INSTRUCTIONS TO FOLLOW> Every record below should be printed exactly as it appears.

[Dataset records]
________

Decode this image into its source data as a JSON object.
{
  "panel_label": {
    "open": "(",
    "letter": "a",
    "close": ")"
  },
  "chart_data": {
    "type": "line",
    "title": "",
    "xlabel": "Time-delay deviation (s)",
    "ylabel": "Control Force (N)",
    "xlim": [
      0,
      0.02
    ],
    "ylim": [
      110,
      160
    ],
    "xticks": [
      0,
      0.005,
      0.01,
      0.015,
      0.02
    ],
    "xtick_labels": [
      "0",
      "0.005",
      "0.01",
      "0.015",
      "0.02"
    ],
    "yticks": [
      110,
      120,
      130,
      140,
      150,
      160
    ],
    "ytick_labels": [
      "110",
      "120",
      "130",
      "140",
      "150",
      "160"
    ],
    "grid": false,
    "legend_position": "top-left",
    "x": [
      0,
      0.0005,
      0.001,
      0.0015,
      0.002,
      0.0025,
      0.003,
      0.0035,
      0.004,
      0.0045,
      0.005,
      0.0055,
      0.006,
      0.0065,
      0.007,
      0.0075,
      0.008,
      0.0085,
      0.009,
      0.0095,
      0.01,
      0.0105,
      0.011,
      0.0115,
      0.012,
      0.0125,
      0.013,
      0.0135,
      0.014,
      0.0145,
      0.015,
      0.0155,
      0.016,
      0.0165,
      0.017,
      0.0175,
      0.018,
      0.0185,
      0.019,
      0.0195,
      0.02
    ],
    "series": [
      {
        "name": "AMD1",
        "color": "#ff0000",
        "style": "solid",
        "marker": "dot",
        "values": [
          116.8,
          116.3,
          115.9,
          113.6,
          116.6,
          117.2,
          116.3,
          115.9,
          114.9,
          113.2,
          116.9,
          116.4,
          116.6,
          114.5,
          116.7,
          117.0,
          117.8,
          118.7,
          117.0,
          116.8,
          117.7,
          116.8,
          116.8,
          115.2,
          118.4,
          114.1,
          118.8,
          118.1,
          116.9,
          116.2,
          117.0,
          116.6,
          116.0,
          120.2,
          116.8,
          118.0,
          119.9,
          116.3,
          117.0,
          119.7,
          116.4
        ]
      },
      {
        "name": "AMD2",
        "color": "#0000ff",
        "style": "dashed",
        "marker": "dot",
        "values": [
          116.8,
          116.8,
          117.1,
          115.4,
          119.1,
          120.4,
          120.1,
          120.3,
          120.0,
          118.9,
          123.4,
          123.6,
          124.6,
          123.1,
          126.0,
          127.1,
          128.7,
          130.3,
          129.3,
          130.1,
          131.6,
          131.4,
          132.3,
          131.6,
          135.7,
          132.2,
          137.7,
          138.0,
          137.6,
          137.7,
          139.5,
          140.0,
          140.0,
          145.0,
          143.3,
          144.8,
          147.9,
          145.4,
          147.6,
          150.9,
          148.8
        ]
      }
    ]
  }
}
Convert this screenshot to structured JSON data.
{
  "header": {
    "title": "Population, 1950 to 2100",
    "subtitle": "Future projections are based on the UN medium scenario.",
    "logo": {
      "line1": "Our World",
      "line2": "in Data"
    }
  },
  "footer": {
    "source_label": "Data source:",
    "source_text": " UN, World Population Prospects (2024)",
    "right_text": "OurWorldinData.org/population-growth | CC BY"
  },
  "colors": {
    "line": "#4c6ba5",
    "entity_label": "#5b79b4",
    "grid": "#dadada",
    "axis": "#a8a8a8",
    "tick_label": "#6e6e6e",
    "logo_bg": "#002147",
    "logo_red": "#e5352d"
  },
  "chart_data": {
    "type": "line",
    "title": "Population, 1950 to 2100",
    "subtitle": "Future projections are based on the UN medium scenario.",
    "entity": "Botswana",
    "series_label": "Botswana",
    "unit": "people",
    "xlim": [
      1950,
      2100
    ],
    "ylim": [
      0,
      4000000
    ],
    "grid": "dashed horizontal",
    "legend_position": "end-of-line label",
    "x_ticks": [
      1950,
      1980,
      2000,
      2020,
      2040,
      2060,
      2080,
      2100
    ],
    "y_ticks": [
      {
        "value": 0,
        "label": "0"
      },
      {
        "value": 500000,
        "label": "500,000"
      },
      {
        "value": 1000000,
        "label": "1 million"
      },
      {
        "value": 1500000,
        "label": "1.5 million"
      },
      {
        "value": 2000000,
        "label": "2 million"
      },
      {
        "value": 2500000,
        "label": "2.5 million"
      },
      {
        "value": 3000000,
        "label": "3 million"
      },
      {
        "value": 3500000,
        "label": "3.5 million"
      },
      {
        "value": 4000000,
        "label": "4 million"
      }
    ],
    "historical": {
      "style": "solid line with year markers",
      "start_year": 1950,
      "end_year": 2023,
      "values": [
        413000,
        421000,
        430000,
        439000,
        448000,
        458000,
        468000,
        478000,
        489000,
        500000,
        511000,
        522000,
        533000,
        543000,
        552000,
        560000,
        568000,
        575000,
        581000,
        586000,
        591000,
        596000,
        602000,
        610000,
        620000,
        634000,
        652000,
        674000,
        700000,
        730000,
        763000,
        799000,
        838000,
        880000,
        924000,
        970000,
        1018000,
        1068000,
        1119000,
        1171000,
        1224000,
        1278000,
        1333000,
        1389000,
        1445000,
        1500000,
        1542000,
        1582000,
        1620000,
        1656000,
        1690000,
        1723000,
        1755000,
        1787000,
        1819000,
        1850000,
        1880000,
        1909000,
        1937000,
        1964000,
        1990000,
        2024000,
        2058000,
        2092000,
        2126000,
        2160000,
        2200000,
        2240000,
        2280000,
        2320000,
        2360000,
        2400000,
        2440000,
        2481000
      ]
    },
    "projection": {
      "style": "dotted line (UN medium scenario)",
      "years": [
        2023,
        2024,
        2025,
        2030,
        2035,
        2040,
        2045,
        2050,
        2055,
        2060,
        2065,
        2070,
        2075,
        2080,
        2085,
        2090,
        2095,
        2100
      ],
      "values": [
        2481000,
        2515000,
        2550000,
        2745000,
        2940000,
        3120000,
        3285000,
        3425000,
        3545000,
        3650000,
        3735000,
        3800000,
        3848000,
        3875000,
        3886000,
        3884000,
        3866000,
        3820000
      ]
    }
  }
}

________

FULL OUTPUT>
Decode this image into its source data as a JSON object.
{
  "panel_label": {
    "open": "(",
    "letter": "a",
    "close": ")"
  },
  "chart_data": {
    "type": "line",
    "title": "",
    "xlabel": "Time-delay deviation (s)",
    "ylabel": "Control Force (N)",
    "xlim": [
      0,
      0.02
    ],
    "ylim": [
      110,
      160
    ],
    "xticks": [
      0,
      0.005,
      0.01,
      0.015,
      0.02
    ],
    "xtick_labels": [
      "0",
      "0.005",
      "0.01",
      "0.015",
      "0.02"
    ],
    "yticks": [
      110,
      120,
      130,
      140,
      150,
      160
    ],
    "ytick_labels": [
      "110",
      "120",
      "130",
      "140",
      "150",
      "160"
    ],
    "grid": false,
    "legend_position": "top-left",
    "x": [
      0,
      0.0005,
      0.001,
      0.0015,
      0.002,
      0.0025,
      0.003,
      0.0035,
      0.004,
      0.0045,
      0.005,
      0.0055,
      0.006,
      0.0065,
      0.007,
      0.0075,
      0.008,
      0.0085,
      0.009,
      0.0095,
      0.01,
      0.0105,
      0.011,
      0.0115,
      0.012,
      0.0125,
      0.013,
      0.0135,
      0.014,
      0.0145,
      0.015,
      0.0155,
      0.016,
      0.0165,
      0.017,
      0.0175,
      0.018,
      0.0185,
      0.019,
      0.0195,
      0.02
    ],
    "series": [
      {
        "name": "AMD1",
        "color": "#ff0000",
        "style": "solid",
        "marker": "dot",
        "values": [
          116.8,
          116.3,
          115.9,
          113.6,
          116.6,
          117.2,
          116.3,
          115.9,
          114.9,
          113.2,
          116.9,
          116.4,
          116.6,
          114.5,
          116.7,
          117.0,
          117.8,
          118.7,
          117.0,
          116.8,
          117.7,
          116.8,
          116.8,
          115.2,
          118.4,
          114.1,
          118.8,
          118.1,
          116.9,
          116.2,
          117.0,
          116.6,
          116.0,
          120.2,
          116.8,
          118.0,
          119.9,
          116.3,
          117.0,
          119.7,
          116.4
        ]
      },
      {
        "name": "AMD2",
        "color": "#0000ff",
        "style": "dashed",
        "marker": "dot",
        "values": [
          116.8,
          116.8,
          117.1,
          115.4,
          119.1,
          120.4,
          120.1,
          120.3,
          120.0,
          118.9,
          123.4,
          123.6,
          124.6,
          123.1,
          126.0,
          127.1,
          128.7,
          130.3,
          129.3,
          130.1,
          131.6,
          131.4,
          132.3,
          131.6,
          135.7,
          132.2,
          137.7,
          138.0,
          137.6,
          137.7,
          139.5,
          140.0,
          140.0,
          145.0,
          143.3,
          144.8,
          147.9,
          145.4,
          147.6,
          150.9,
          148.8
        ]
      }
    ]
  }
}
Convert this screenshot to structured JSON data.
{
  "header": {
    "title": "Population, 1950 to 2100",
    "subtitle": "Future projections are based on the UN medium scenario.",
    "logo": {
      "line1": "Our World",
      "line2": "in Data"
    }
  },
  "footer": {
    "source_label": "Data source:",
    "source_text": " UN, World Population Prospects (2024)",
    "right_text": "OurWorldinData.org/population-growth | CC BY"
  },
  "colors": {
    "line": "#4c6ba5",
    "entity_label": "#5b79b4",
    "grid": "#dadada",
    "axis": "#a8a8a8",
    "tick_label": "#6e6e6e",
    "logo_bg": "#002147",
    "logo_red": "#e5352d"
  },
  "chart_data": {
    "type": "line",
    "title": "Population, 1950 to 2100",
    "subtitle": "Future projections are based on the UN medium scenario.",
    "entity": "Botswana",
    "series_label": "Botswana",
    "unit": "people",
    "xlim": [
      1950,
      2100
    ],
    "ylim": [
      0,
      4000000
    ],
    "grid": "dashed horizontal",
    "legend_position": "end-of-line label",
    "x_ticks": [
      1950,
      1980,
      2000,
      2020,
      2040,
      2060,
      2080,
      2100
    ],
    "y_ticks": [
      {
        "value": 0,
        "label": "0"
      },
      {
        "value": 500000,
        "label": "500,000"
      },
      {
        "value": 1000000,
        "label": "1 million"
      },
      {
        "value": 1500000,
        "label": "1.5 million"
      },
      {
        "value": 2000000,
        "label": "2 million"
      },
      {
        "value": 2500000,
        "label": "2.5 million"
      },
      {
        "value": 3000000,
        "label": "3 million"
      },
      {
        "value": 3500000,
        "label": "3.5 million"
      },
      {
        "value": 4000000,
        "label": "4 million"
      }
    ],
    "historical": {
      "style": "solid line with year markers",
      "start_year": 1950,
      "end_year": 2023,
      "values": [
        413000,
        421000,
        430000,
        439000,
        448000,
        458000,
        468000,
        478000,
        489000,
        500000,
        511000,
        522000,
        533000,
        543000,
        552000,
        560000,
        568000,
        575000,
        581000,
        586000,
        591000,
        596000,
        602000,
        610000,
        620000,
        634000,
        652000,
        674000,
        700000,
        730000,
        763000,
        799000,
        838000,
        880000,
        924000,
        970000,
        1018000,
        1068000,
        1119000,
        1171000,
        1224000,
        1278000,
        1333000,
        1389000,
        1445000,
        1500000,
        1542000,
        1582000,
        1620000,
        1656000,
        1690000,
        1723000,
        1755000,
        1787000,
        1819000,
        1850000,
        1880000,
        1909000,
        1937000,
        1964000,
        1990000,
        2024000,
        2058000,
        2092000,
        2126000,
        2160000,
        2200000,
        2240000,
        2280000,
        2320000,
        2360000,
        2400000,
        2440000,
        2481000
      ]
    },
    "projection": {
      "style": "dotted line (UN medium scenario)",
      "years": [
        2023,
        2024,
        2025,
        2030,
        2035,
        2040,
        2045,
        2050,
        2055,
        2060,
        2065,
        2070,
        2075,
        2080,
        2085,
        2090,
        2095,
        2100
      ],
      "values": [
        2481000,
        2515000,
        2550000,
        2745000,
        2940000,
        3120000,
        3285000,
        3425000,
        3545000,
        3650000,
        3735000,
        3800000,
        3848000,
        3875000,
        3886000,
        3884000,
        3866000,
        3820000
      ]
    }
  }
}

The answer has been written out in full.